* [Task objective] Copy out each line of the data holding "JSON".

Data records

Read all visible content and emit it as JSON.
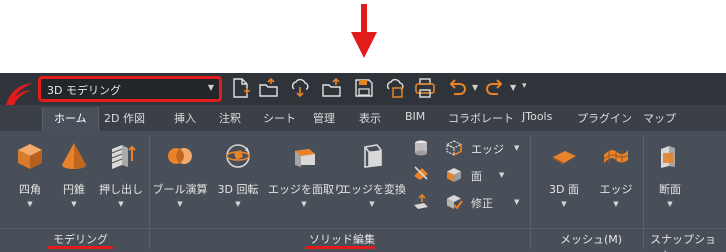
{
  "workspace": {
    "selected": "3D モデリング"
  },
  "tabs": [
    "ホーム",
    "2D 作図",
    "挿入",
    "注釈",
    "シート",
    "管理",
    "表示",
    "BIM",
    "コラボレート",
    "JTools",
    "プラグイン",
    "マップ"
  ],
  "modeling": {
    "title": "モデリング",
    "buttons": [
      "四角",
      "円錐",
      "押し出し"
    ]
  },
  "solid_edit": {
    "title": "ソリッド編集",
    "buttons": [
      "ブール演算",
      "3D 回転",
      "エッジを面取り",
      "エッジを変換"
    ],
    "small": [
      "エッジ",
      "面",
      "修正"
    ]
  },
  "mesh": {
    "title": "メッシュ(M)",
    "buttons": [
      "3D 面",
      "エッジ"
    ]
  },
  "snapshot": {
    "title": "スナップショット",
    "buttons": [
      "断面"
    ]
  },
  "colors": {
    "accent": "#e21b1b",
    "icon_orange": "#e8832a",
    "ribbon_bg": "#494f58"
  }
}
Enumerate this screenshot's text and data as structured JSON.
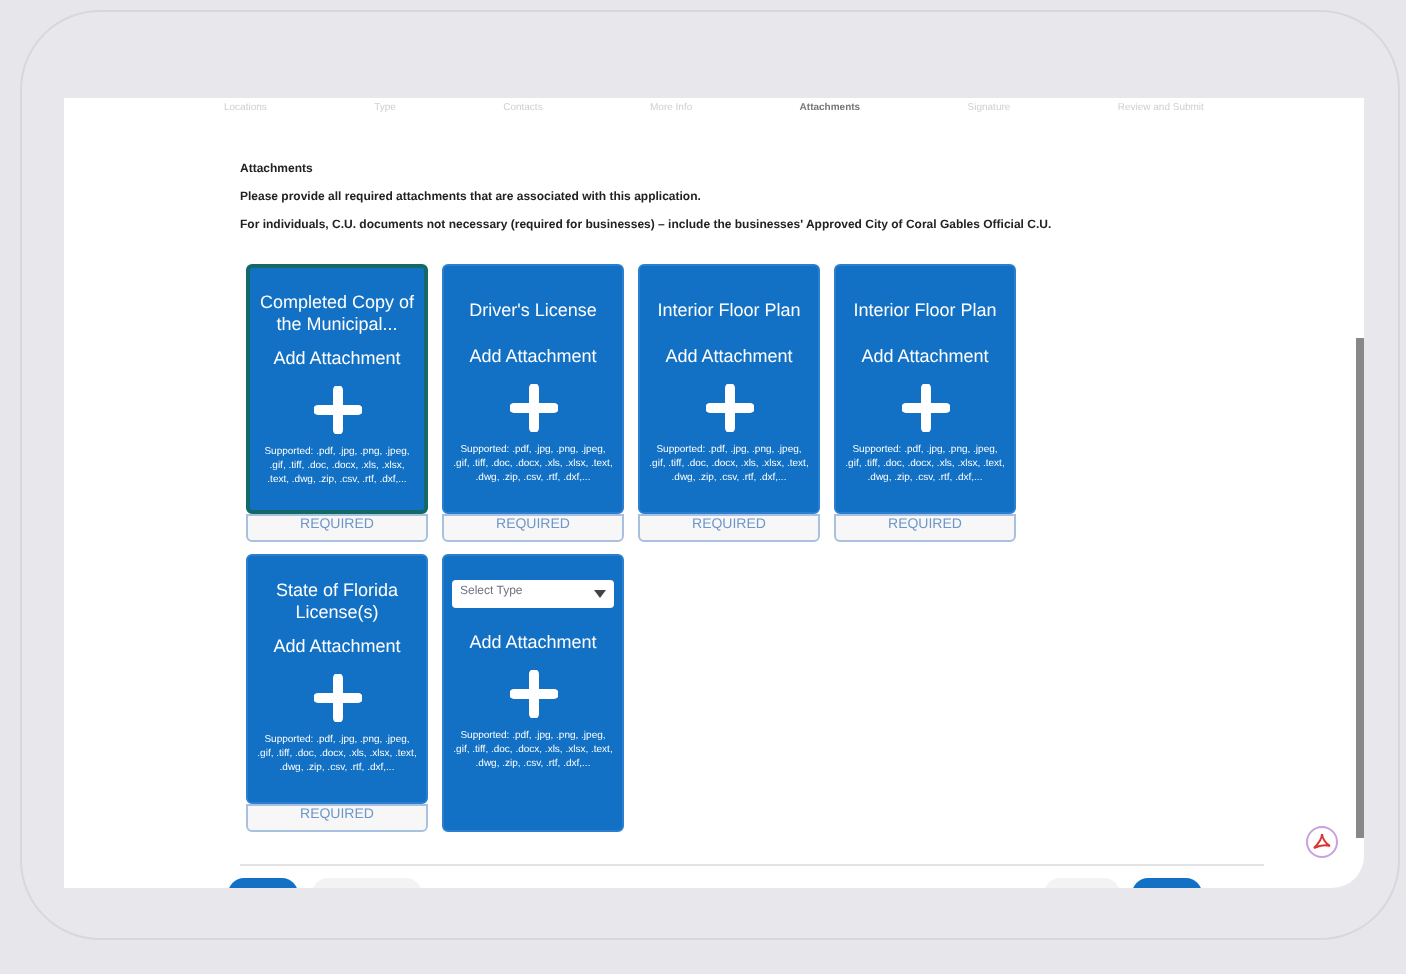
{
  "steps": [
    {
      "label": "Locations",
      "selected": false
    },
    {
      "label": "Type",
      "selected": false
    },
    {
      "label": "Contacts",
      "selected": false
    },
    {
      "label": "More Info",
      "selected": false
    },
    {
      "label": "Attachments",
      "selected": true
    },
    {
      "label": "Signature",
      "selected": false
    },
    {
      "label": "Review and Submit",
      "selected": false
    }
  ],
  "section": {
    "title": "Attachments",
    "lines": [
      "Please provide all required attachments that are associated with this application.",
      "For individuals, C.U. documents not necessary (required for businesses) – include the businesses' Approved City of Coral Gables Official C.U."
    ]
  },
  "cards": [
    {
      "kind": "titled",
      "title": "Completed Copy of the Municipal...",
      "action": "Add Attachment",
      "supported": "Supported: .pdf, .jpg, .png, .jpeg, .gif, .tiff, .doc, .docx, .xls, .xlsx, .text, .dwg, .zip, .csv, .rtf, .dxf,...",
      "required": "REQUIRED",
      "selected": true
    },
    {
      "kind": "titled",
      "title": "Driver's License",
      "action": "Add Attachment",
      "supported": "Supported: .pdf, .jpg, .png, .jpeg, .gif, .tiff, .doc, .docx, .xls, .xlsx, .text, .dwg, .zip, .csv, .rtf, .dxf,...",
      "required": "REQUIRED",
      "selected": false
    },
    {
      "kind": "titled",
      "title": "Interior Floor Plan",
      "action": "Add Attachment",
      "supported": "Supported: .pdf, .jpg, .png, .jpeg, .gif, .tiff, .doc, .docx, .xls, .xlsx, .text, .dwg, .zip, .csv, .rtf, .dxf,...",
      "required": "REQUIRED",
      "selected": false
    },
    {
      "kind": "titled",
      "title": "Interior Floor Plan",
      "action": "Add Attachment",
      "supported": "Supported: .pdf, .jpg, .png, .jpeg, .gif, .tiff, .doc, .docx, .xls, .xlsx, .text, .dwg, .zip, .csv, .rtf, .dxf,...",
      "required": "REQUIRED",
      "selected": false
    },
    {
      "kind": "titled",
      "title": "State of Florida License(s)",
      "action": "Add Attachment",
      "supported": "Supported: .pdf, .jpg, .png, .jpeg, .gif, .tiff, .doc, .docx, .xls, .xlsx, .text, .dwg, .zip, .csv, .rtf, .dxf,...",
      "required": "REQUIRED",
      "selected": false
    },
    {
      "kind": "select",
      "placeholder": "Select Type",
      "action": "Add Attachment",
      "supported": "Supported: .pdf, .jpg, .png, .jpeg, .gif, .tiff, .doc, .docx, .xls, .xlsx, .text, .dwg, .zip, .csv, .rtf, .dxf,...",
      "selected": false
    }
  ]
}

* [Solution]
Read all visible content and emit it as JSON.
Enumerate this screenshot's text and data as structured JSON.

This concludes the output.